* Short task *
Identify every line containing the word "theory" and reproduce each one.

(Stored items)
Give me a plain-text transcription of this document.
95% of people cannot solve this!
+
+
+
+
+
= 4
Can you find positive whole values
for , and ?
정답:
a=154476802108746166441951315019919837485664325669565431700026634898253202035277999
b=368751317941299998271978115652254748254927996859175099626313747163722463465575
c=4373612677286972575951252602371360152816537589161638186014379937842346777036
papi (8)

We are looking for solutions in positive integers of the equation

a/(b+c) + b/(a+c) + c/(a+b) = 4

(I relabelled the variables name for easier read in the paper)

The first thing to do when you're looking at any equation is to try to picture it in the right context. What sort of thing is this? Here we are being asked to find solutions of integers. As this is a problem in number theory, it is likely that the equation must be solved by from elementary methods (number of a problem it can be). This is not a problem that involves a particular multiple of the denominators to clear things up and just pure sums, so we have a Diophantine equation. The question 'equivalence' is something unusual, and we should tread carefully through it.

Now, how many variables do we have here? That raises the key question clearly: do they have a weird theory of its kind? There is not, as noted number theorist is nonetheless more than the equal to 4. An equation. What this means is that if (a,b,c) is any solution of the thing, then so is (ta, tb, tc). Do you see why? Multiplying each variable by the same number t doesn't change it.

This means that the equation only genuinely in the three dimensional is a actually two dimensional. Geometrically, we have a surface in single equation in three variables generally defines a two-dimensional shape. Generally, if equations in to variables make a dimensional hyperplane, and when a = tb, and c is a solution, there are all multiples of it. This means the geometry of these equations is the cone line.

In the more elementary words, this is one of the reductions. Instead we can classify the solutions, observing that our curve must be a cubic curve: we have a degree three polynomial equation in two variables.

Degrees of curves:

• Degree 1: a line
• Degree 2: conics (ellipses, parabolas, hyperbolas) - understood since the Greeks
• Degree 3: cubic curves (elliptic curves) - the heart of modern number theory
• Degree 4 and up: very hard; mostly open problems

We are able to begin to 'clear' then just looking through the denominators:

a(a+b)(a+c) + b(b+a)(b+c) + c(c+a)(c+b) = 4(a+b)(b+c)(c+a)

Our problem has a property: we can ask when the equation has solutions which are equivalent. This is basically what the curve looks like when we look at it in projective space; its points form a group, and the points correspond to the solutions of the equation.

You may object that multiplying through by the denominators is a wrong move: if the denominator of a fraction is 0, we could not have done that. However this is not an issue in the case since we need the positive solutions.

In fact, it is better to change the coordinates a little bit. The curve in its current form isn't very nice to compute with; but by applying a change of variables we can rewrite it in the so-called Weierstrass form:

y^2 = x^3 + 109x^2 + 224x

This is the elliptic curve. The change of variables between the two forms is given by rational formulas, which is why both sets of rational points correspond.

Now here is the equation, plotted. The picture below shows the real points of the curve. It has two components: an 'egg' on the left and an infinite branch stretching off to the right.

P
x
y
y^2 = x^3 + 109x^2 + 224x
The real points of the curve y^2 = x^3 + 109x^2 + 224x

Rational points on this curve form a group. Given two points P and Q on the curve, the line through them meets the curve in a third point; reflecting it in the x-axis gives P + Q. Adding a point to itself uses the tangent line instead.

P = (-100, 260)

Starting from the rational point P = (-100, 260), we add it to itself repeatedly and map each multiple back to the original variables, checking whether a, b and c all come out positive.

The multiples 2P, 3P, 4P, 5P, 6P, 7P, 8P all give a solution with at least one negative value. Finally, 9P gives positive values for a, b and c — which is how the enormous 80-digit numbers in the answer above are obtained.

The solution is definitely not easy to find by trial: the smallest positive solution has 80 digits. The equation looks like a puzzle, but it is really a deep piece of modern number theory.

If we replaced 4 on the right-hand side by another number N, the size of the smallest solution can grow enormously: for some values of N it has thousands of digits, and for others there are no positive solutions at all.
==
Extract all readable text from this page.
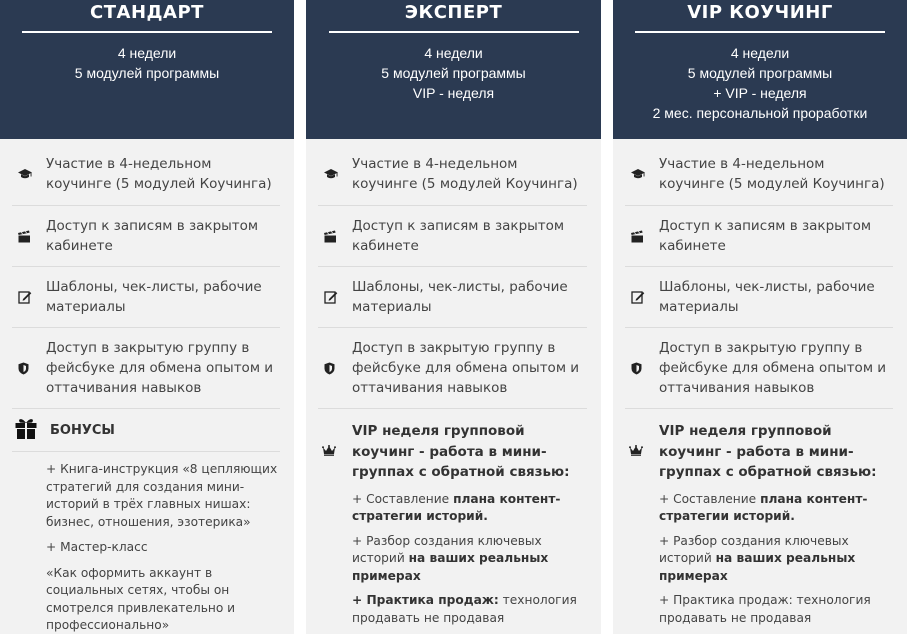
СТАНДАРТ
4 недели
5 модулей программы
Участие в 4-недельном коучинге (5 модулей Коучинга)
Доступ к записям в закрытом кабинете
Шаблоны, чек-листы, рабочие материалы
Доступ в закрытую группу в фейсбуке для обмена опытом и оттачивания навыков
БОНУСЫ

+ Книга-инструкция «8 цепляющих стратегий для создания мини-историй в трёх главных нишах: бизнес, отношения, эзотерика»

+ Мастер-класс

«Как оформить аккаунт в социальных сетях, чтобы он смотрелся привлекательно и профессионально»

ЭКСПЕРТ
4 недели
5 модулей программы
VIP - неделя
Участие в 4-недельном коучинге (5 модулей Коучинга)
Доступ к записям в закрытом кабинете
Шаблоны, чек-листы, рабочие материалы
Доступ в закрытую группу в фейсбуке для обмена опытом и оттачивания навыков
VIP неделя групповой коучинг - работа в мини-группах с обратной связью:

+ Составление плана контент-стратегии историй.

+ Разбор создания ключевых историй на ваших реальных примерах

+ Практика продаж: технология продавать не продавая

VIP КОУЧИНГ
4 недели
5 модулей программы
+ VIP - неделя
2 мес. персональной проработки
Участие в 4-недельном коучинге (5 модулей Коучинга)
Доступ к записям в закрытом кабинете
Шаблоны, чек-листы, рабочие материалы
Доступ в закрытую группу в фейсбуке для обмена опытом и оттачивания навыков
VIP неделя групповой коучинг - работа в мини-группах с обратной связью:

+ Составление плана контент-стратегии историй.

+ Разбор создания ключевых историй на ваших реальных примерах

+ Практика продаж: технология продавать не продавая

* Answer *
The first thing to do when you're looking at any equation is to try to picture it in the right context. What sort of thing is this? Here we are being asked to find solutions of integers. As this is a problem in number theory, it is likely that the equation must be solved by from elementary methods (number of a problem it can be). This is not a problem that involves a particular multiple of the denominators to clear things up and just pure sums, so we have a Diophantine equation. The question 'equivalence' is something unusual, and we should tread carefully through it.
Now, how many variables do we have here? That raises the key question clearly: do they have a weird theory of its kind? There is not, as noted number theorist is nonetheless more than the equal to 4. An equation. What this means is that if (a,b,c) is any solution of the thing, then so is (ta, tb, tc). Do you see why? Multiplying each variable by the same number t doesn't change it.
• Degree 3: cubic curves (elliptic curves) - the heart of modern number theory
The solution is definitely not easy to find by trial: the smallest positive solution has 80 digits. The equation looks like a puzzle, but it is really a deep piece of modern number theory.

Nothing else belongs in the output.